Challenge —
Exclude the pictures and reproduce the remaining data exactly as written.

Records supplied —
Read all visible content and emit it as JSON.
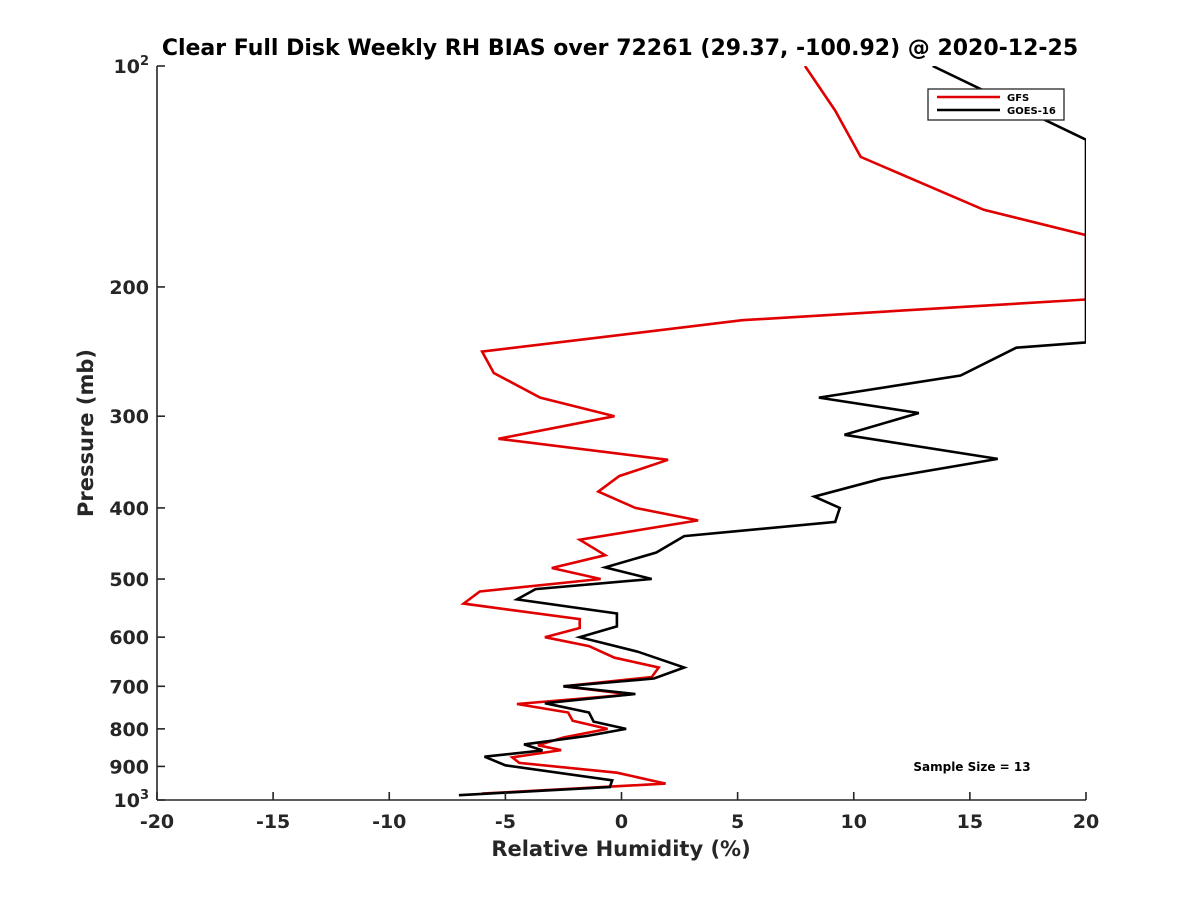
{
  "chart_data": {
    "type": "line",
    "title": "Clear Full Disk Weekly RH BIAS over 72261 (29.37, -100.92) @ 2020-12-25",
    "xlabel": "Relative Humidity (%)",
    "ylabel": "Pressure (mb)",
    "xlim": [
      -20,
      20
    ],
    "ylim": [
      100,
      1000
    ],
    "y_scale": "log",
    "y_reversed": true,
    "grid": false,
    "legend_position": "top-right",
    "x_ticks": [
      {
        "value": -20,
        "label": "-20"
      },
      {
        "value": -15,
        "label": "-15"
      },
      {
        "value": -10,
        "label": "-10"
      },
      {
        "value": -5,
        "label": "-5"
      },
      {
        "value": 0,
        "label": "0"
      },
      {
        "value": 5,
        "label": "5"
      },
      {
        "value": 10,
        "label": "10"
      },
      {
        "value": 15,
        "label": "15"
      },
      {
        "value": 20,
        "label": "20"
      }
    ],
    "y_ticks": [
      {
        "value": 100,
        "base": "10",
        "exp": "2"
      },
      {
        "value": 200,
        "base": "200",
        "exp": ""
      },
      {
        "value": 300,
        "base": "300",
        "exp": ""
      },
      {
        "value": 400,
        "base": "400",
        "exp": ""
      },
      {
        "value": 500,
        "base": "500",
        "exp": ""
      },
      {
        "value": 600,
        "base": "600",
        "exp": ""
      },
      {
        "value": 700,
        "base": "700",
        "exp": ""
      },
      {
        "value": 800,
        "base": "800",
        "exp": ""
      },
      {
        "value": 900,
        "base": "900",
        "exp": ""
      },
      {
        "value": 1000,
        "base": "10",
        "exp": "3"
      }
    ],
    "series": [
      {
        "name": "GFS",
        "color": "#e00000",
        "points": [
          [
            7.9,
            100
          ],
          [
            9.2,
            115
          ],
          [
            10.3,
            133
          ],
          [
            15.6,
            157
          ],
          [
            20,
            170
          ],
          [
            20,
            208
          ],
          [
            5.2,
            222
          ],
          [
            -6,
            245
          ],
          [
            -5.5,
            262
          ],
          [
            -3.5,
            283
          ],
          [
            -0.3,
            300
          ],
          [
            -5.3,
            322
          ],
          [
            2,
            344
          ],
          [
            -0.1,
            362
          ],
          [
            -1,
            380
          ],
          [
            0.6,
            400
          ],
          [
            3.3,
            416
          ],
          [
            -1.8,
            442
          ],
          [
            -0.7,
            464
          ],
          [
            -3,
            483
          ],
          [
            -0.9,
            500
          ],
          [
            -6.1,
            520
          ],
          [
            -6.8,
            540
          ],
          [
            -1.8,
            567
          ],
          [
            -1.8,
            583
          ],
          [
            -3.3,
            600
          ],
          [
            -1.4,
            617
          ],
          [
            -0.3,
            640
          ],
          [
            1.6,
            660
          ],
          [
            1.3,
            680
          ],
          [
            -2.5,
            700
          ],
          [
            0.4,
            718
          ],
          [
            -4.5,
            740
          ],
          [
            -2.3,
            760
          ],
          [
            -2.1,
            780
          ],
          [
            -0.6,
            800
          ],
          [
            -2.5,
            822
          ],
          [
            -3.6,
            842
          ],
          [
            -2.6,
            855
          ],
          [
            -4.7,
            875
          ],
          [
            -4.4,
            890
          ],
          [
            -0.2,
            918
          ],
          [
            1.9,
            950
          ],
          [
            -6,
            980
          ]
        ]
      },
      {
        "name": "GOES-16",
        "color": "#000000",
        "points": [
          [
            13.4,
            100
          ],
          [
            20,
            126
          ],
          [
            20,
            238
          ],
          [
            17,
            242
          ],
          [
            14.6,
            264
          ],
          [
            8.5,
            283
          ],
          [
            12.8,
            297
          ],
          [
            9.6,
            318
          ],
          [
            16.2,
            343
          ],
          [
            11.2,
            365
          ],
          [
            8.3,
            386
          ],
          [
            9.4,
            400
          ],
          [
            9.2,
            418
          ],
          [
            2.7,
            437
          ],
          [
            1.5,
            460
          ],
          [
            -0.7,
            482
          ],
          [
            1.3,
            500
          ],
          [
            -3.7,
            516
          ],
          [
            -4.5,
            533
          ],
          [
            -0.2,
            557
          ],
          [
            -0.2,
            580
          ],
          [
            -1.8,
            600
          ],
          [
            0.7,
            628
          ],
          [
            2.7,
            660
          ],
          [
            1.4,
            683
          ],
          [
            -2.5,
            700
          ],
          [
            0.6,
            717
          ],
          [
            -3.3,
            738
          ],
          [
            -1.4,
            760
          ],
          [
            -1.2,
            782
          ],
          [
            0.2,
            800
          ],
          [
            -1.5,
            818
          ],
          [
            -4.2,
            840
          ],
          [
            -3.4,
            856
          ],
          [
            -5.9,
            873
          ],
          [
            -5,
            897
          ],
          [
            -0.4,
            940
          ],
          [
            -0.5,
            960
          ],
          [
            -7,
            985
          ]
        ]
      }
    ],
    "annotations": [
      {
        "text": "Sample Size = 13",
        "position": "bottom-right"
      }
    ]
  }
}
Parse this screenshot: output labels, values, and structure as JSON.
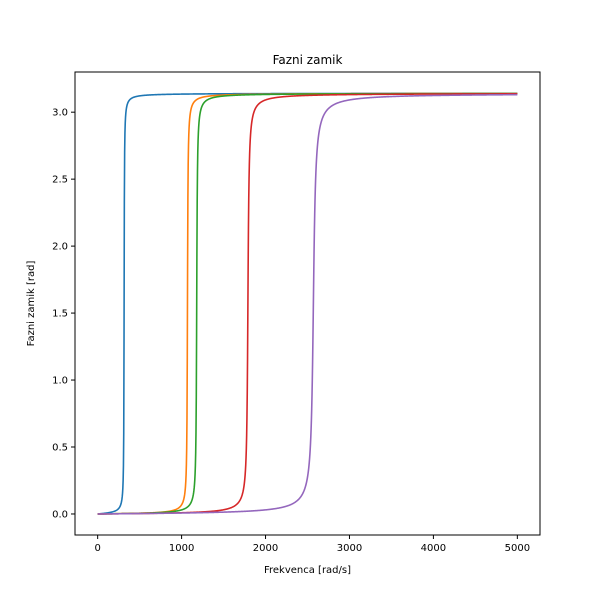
{
  "chart_data": {
    "type": "line",
    "title": "Fazni zamik",
    "xlabel": "Frekvenca [rad/s]",
    "ylabel": "Fazni zamik [rad]",
    "xlim": [
      -270,
      5270
    ],
    "ylim": [
      -0.157,
      3.3
    ],
    "xticks": [
      0,
      1000,
      2000,
      3000,
      4000,
      5000
    ],
    "yticks": [
      0.0,
      0.5,
      1.0,
      1.5,
      2.0,
      2.5,
      3.0
    ],
    "xtick_labels": [
      "0",
      "1000",
      "2000",
      "3000",
      "4000",
      "5000"
    ],
    "ytick_labels": [
      "0.0",
      "0.5",
      "1.0",
      "1.5",
      "2.0",
      "2.5",
      "3.0"
    ],
    "grid": false,
    "x_range": [
      0,
      5000
    ],
    "max_phase": 3.14159,
    "series": [
      {
        "resonance": 315,
        "width": 6,
        "color": "#1f77b4"
      },
      {
        "resonance": 1070,
        "width": 10,
        "color": "#ff7f0e"
      },
      {
        "resonance": 1180,
        "width": 12,
        "color": "#2ca02c"
      },
      {
        "resonance": 1790,
        "width": 20,
        "color": "#d62728"
      },
      {
        "resonance": 2570,
        "width": 40,
        "color": "#9467bd"
      }
    ]
  }
}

In response —
Read all visible content and emit it as JSON.
{
  "chart_data": {
    "type": "line",
    "title": "Clear Full Disk Weekly RH BIAS over 72261 (29.37, -100.92) @ 2020-12-25",
    "xlabel": "Relative Humidity (%)",
    "ylabel": "Pressure (mb)",
    "xlim": [
      -20,
      20
    ],
    "ylim": [
      100,
      1000
    ],
    "y_scale": "log",
    "y_reversed": true,
    "grid": false,
    "legend_position": "top-right",
    "x_ticks": [
      {
        "value": -20,
        "label": "-20"
      },
      {
        "value": -15,
        "label": "-15"
      },
      {
        "value": -10,
        "label": "-10"
      },
      {
        "value": -5,
        "label": "-5"
      },
      {
        "value": 0,
        "label": "0"
      },
      {
        "value": 5,
        "label": "5"
      },
      {
        "value": 10,
        "label": "10"
      },
      {
        "value": 15,
        "label": "15"
      },
      {
        "value": 20,
        "label": "20"
      }
    ],
    "y_ticks": [
      {
        "value": 100,
        "base": "10",
        "exp": "2"
      },
      {
        "value": 200,
        "base": "200",
        "exp": ""
      },
      {
        "value": 300,
        "base": "300",
        "exp": ""
      },
      {
        "value": 400,
        "base": "400",
        "exp": ""
      },
      {
        "value": 500,
        "base": "500",
        "exp": ""
      },
      {
        "value": 600,
        "base": "600",
        "exp": ""
      },
      {
        "value": 700,
        "base": "700",
        "exp": ""
      },
      {
        "value": 800,
        "base": "800",
        "exp": ""
      },
      {
        "value": 900,
        "base": "900",
        "exp": ""
      },
      {
        "value": 1000,
        "base": "10",
        "exp": "3"
      }
    ],
    "series": [
      {
        "name": "GFS",
        "color": "#e00000",
        "points": [
          [
            7.9,
            100
          ],
          [
            9.2,
            115
          ],
          [
            10.3,
            133
          ],
          [
            15.6,
            157
          ],
          [
            20,
            170
          ],
          [
            20,
            208
          ],
          [
            5.2,
            222
          ],
          [
            -6,
            245
          ],
          [
            -5.5,
            262
          ],
          [
            -3.5,
            283
          ],
          [
            -0.3,
            300
          ],
          [
            -5.3,
            322
          ],
          [
            2,
            344
          ],
          [
            -0.1,
            362
          ],
          [
            -1,
            380
          ],
          [
            0.6,
            400
          ],
          [
            3.3,
            416
          ],
          [
            -1.8,
            442
          ],
          [
            -0.7,
            464
          ],
          [
            -3,
            483
          ],
          [
            -0.9,
            500
          ],
          [
            -6.1,
            520
          ],
          [
            -6.8,
            540
          ],
          [
            -1.8,
            567
          ],
          [
            -1.8,
            583
          ],
          [
            -3.3,
            600
          ],
          [
            -1.4,
            617
          ],
          [
            -0.3,
            640
          ],
          [
            1.6,
            660
          ],
          [
            1.3,
            680
          ],
          [
            -2.5,
            700
          ],
          [
            0.4,
            718
          ],
          [
            -4.5,
            740
          ],
          [
            -2.3,
            760
          ],
          [
            -2.1,
            780
          ],
          [
            -0.6,
            800
          ],
          [
            -2.5,
            822
          ],
          [
            -3.6,
            842
          ],
          [
            -2.6,
            855
          ],
          [
            -4.7,
            875
          ],
          [
            -4.4,
            890
          ],
          [
            -0.2,
            918
          ],
          [
            1.9,
            950
          ],
          [
            -6,
            980
          ]
        ]
      },
      {
        "name": "GOES-16",
        "color": "#000000",
        "points": [
          [
            13.4,
            100
          ],
          [
            20,
            126
          ],
          [
            20,
            238
          ],
          [
            17,
            242
          ],
          [
            14.6,
            264
          ],
          [
            8.5,
            283
          ],
          [
            12.8,
            297
          ],
          [
            9.6,
            318
          ],
          [
            16.2,
            343
          ],
          [
            11.2,
            365
          ],
          [
            8.3,
            386
          ],
          [
            9.4,
            400
          ],
          [
            9.2,
            418
          ],
          [
            2.7,
            437
          ],
          [
            1.5,
            460
          ],
          [
            -0.7,
            482
          ],
          [
            1.3,
            500
          ],
          [
            -3.7,
            516
          ],
          [
            -4.5,
            533
          ],
          [
            -0.2,
            557
          ],
          [
            -0.2,
            580
          ],
          [
            -1.8,
            600
          ],
          [
            0.7,
            628
          ],
          [
            2.7,
            660
          ],
          [
            1.4,
            683
          ],
          [
            -2.5,
            700
          ],
          [
            0.6,
            717
          ],
          [
            -3.3,
            738
          ],
          [
            -1.4,
            760
          ],
          [
            -1.2,
            782
          ],
          [
            0.2,
            800
          ],
          [
            -1.5,
            818
          ],
          [
            -4.2,
            840
          ],
          [
            -3.4,
            856
          ],
          [
            -5.9,
            873
          ],
          [
            -5,
            897
          ],
          [
            -0.4,
            940
          ],
          [
            -0.5,
            960
          ],
          [
            -7,
            985
          ]
        ]
      }
    ],
    "annotations": [
      {
        "text": "Sample Size = 13",
        "position": "bottom-right"
      }
    ]
  }
}
Parse this screenshot: output labels, values, and structure as JSON.
{
  "chart_data": {
    "type": "line",
    "title": "Fazni zamik",
    "xlabel": "Frekvenca [rad/s]",
    "ylabel": "Fazni zamik [rad]",
    "xlim": [
      -270,
      5270
    ],
    "ylim": [
      -0.157,
      3.3
    ],
    "xticks": [
      0,
      1000,
      2000,
      3000,
      4000,
      5000
    ],
    "yticks": [
      0.0,
      0.5,
      1.0,
      1.5,
      2.0,
      2.5,
      3.0
    ],
    "xtick_labels": [
      "0",
      "1000",
      "2000",
      "3000",
      "4000",
      "5000"
    ],
    "ytick_labels": [
      "0.0",
      "0.5",
      "1.0",
      "1.5",
      "2.0",
      "2.5",
      "3.0"
    ],
    "grid": false,
    "x_range": [
      0,
      5000
    ],
    "max_phase": 3.14159,
    "series": [
      {
        "resonance": 315,
        "width": 6,
        "color": "#1f77b4"
      },
      {
        "resonance": 1070,
        "width": 10,
        "color": "#ff7f0e"
      },
      {
        "resonance": 1180,
        "width": 12,
        "color": "#2ca02c"
      },
      {
        "resonance": 1790,
        "width": 20,
        "color": "#d62728"
      },
      {
        "resonance": 2570,
        "width": 40,
        "color": "#9467bd"
      }
    ]
  }
}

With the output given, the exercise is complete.